» Task instructions
The data below should be restated word for word, with every picture omitted.

# start of Extracted entries

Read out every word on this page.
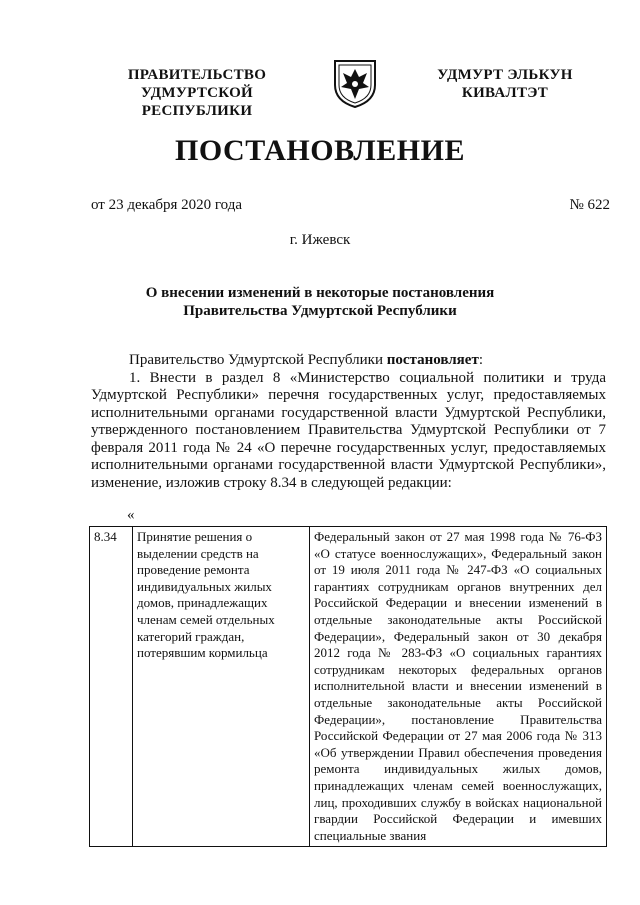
ПРАВИТЕЛЬСТВО
УДМУРТСКОЙ РЕСПУБЛИКИ
УДМУРТ ЭЛЬКУН
КИВАЛТЭТ
ПОСТАНОВЛЕНИЕ
от 23 декабря 2020 года	№ 622
г. Ижевск
О внесении изменений в некоторые постановления
Правительства Удмуртской Республики

Правительство Удмуртской Республики постановляет:

1. Внести в раздел 8 «Министерство социальной политики и труда Удмуртской Республики» перечня государственных услуг, предоставляемых исполнительными органами государственной власти Удмуртской Республики, утвержденного постановлением Правительства Удмуртской Республики от 7 февраля 2011 года № 24 «О перечне государственных услуг, предоставляемых исполнительными органами государственной власти Удмуртской Республики», изменение, изложив строку 8.34 в следующей редакции:

«
8.34	Принятие решения о выделении средств на проведение ремонта индивидуальных жилых домов, принадлежащих членам семей отдельных категорий граждан, потерявшим кормильца	Федеральный закон от 27 мая 1998 года № 76-ФЗ «О статусе военнослужащих», Федеральный закон от 19 июля 2011 года № 247-ФЗ «О социальных гарантиях сотрудникам органов внутренних дел Российской Федерации и внесении изменений в отдельные законодательные акты Российской Федерации», Федеральный закон от 30 декабря 2012 года № 283-ФЗ «О социальных гарантиях сотрудникам некоторых федеральных органов исполнительной власти и внесении изменений в отдельные законодательные акты Российской Федерации», постановление Правительства Российской Федерации от 27 мая 2006 года № 313 «Об утверждении Правил обеспечения проведения ремонта индивидуальных жилых домов, принадлежащих членам семей военнослужащих, лиц, проходивших службу в войсках национальной гвардии Российской Федерации и имевших специальные звания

# end of Extracted entries

» Worked solution
Read out every word on this page.
ПРАВИТЕЛЬСТВО
УДМУРТСКОЙ РЕСПУБЛИКИ
УДМУРТ ЭЛЬКУН
КИВАЛТЭТ
ПОСТАНОВЛЕНИЕ
от 23 декабря 2020 года	№ 622
г. Ижевск
О внесении изменений в некоторые постановления
Правительства Удмуртской Республики

Правительство Удмуртской Республики постановляет:

1. Внести в раздел 8 «Министерство социальной политики и труда Удмуртской Республики» перечня государственных услуг, предоставляемых исполнительными органами государственной власти Удмуртской Республики, утвержденного постановлением Правительства Удмуртской Республики от 7 февраля 2011 года № 24 «О перечне государственных услуг, предоставляемых исполнительными органами государственной власти Удмуртской Республики», изменение, изложив строку 8.34 в следующей редакции:

«
8.34	Принятие решения о выделении средств на проведение ремонта индивидуальных жилых домов, принадлежащих членам семей отдельных категорий граждан, потерявшим кормильца	Федеральный закон от 27 мая 1998 года № 76-ФЗ «О статусе военнослужащих», Федеральный закон от 19 июля 2011 года № 247-ФЗ «О социальных гарантиях сотрудникам органов внутренних дел Российской Федерации и внесении изменений в отдельные законодательные акты Российской Федерации», Федеральный закон от 30 декабря 2012 года № 283-ФЗ «О социальных гарантиях сотрудникам некоторых федеральных органов исполнительной власти и внесении изменений в отдельные законодательные акты Российской Федерации», постановление Правительства Российской Федерации от 27 мая 2006 года № 313 «Об утверждении Правил обеспечения проведения ремонта индивидуальных жилых домов, принадлежащих членам семей военнослужащих, лиц, проходивших службу в войсках национальной гвардии Российской Федерации и имевших специальные звания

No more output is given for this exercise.